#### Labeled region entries

***

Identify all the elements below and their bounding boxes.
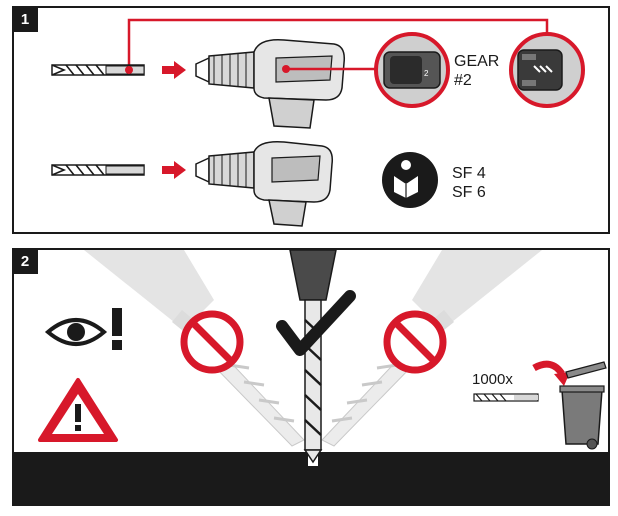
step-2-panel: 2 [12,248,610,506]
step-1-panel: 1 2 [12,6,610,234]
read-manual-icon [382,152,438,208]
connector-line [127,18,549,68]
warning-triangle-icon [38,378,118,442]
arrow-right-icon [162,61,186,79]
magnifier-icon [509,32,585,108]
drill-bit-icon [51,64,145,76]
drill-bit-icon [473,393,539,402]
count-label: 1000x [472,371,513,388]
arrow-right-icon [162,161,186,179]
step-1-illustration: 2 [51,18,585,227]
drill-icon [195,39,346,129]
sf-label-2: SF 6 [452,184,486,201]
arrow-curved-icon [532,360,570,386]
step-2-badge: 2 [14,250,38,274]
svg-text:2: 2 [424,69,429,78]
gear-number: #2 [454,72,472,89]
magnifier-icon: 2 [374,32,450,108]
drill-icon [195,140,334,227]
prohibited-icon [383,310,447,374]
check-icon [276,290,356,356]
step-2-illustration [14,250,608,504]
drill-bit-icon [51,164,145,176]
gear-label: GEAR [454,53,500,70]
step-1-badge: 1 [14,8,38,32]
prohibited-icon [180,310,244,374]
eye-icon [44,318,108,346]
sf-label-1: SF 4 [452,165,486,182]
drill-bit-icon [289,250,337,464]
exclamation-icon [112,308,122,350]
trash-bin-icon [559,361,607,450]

***

#### GOAL
Rewrite the data above with "bounding boxes" changed to "box coordinates" and everything else left as it is. Omit the pictures from your version.

#### WRITTEN SOLUTION
Identify all the elements below and their box coordinates.
step-2-panel: 2 [12,248,610,506]
step-1-panel: 1 2 [12,6,610,234]
read-manual-icon [382,152,438,208]
connector-line [127,18,549,68]
warning-triangle-icon [38,378,118,442]
arrow-right-icon [162,61,186,79]
magnifier-icon [509,32,585,108]
drill-bit-icon [51,64,145,76]
drill-bit-icon [473,393,539,402]
count-label: 1000x [472,371,513,388]
arrow-right-icon [162,161,186,179]
step-1-illustration: 2 [51,18,585,227]
drill-icon [195,39,346,129]
sf-label-2: SF 6 [452,184,486,201]
arrow-curved-icon [532,360,570,386]
step-2-badge: 2 [14,250,38,274]
svg-text:2: 2 [424,69,429,78]
gear-number: #2 [454,72,472,89]
magnifier-icon: 2 [374,32,450,108]
drill-icon [195,140,334,227]
prohibited-icon [383,310,447,374]
check-icon [276,290,356,356]
step-2-illustration [14,250,608,504]
drill-bit-icon [51,164,145,176]
gear-label: GEAR [454,53,500,70]
step-1-badge: 1 [14,8,38,32]
prohibited-icon [180,310,244,374]
eye-icon [44,318,108,346]
sf-label-1: SF 4 [452,165,486,182]
drill-bit-icon [289,250,337,464]
exclamation-icon [112,308,122,350]
trash-bin-icon [559,361,607,450]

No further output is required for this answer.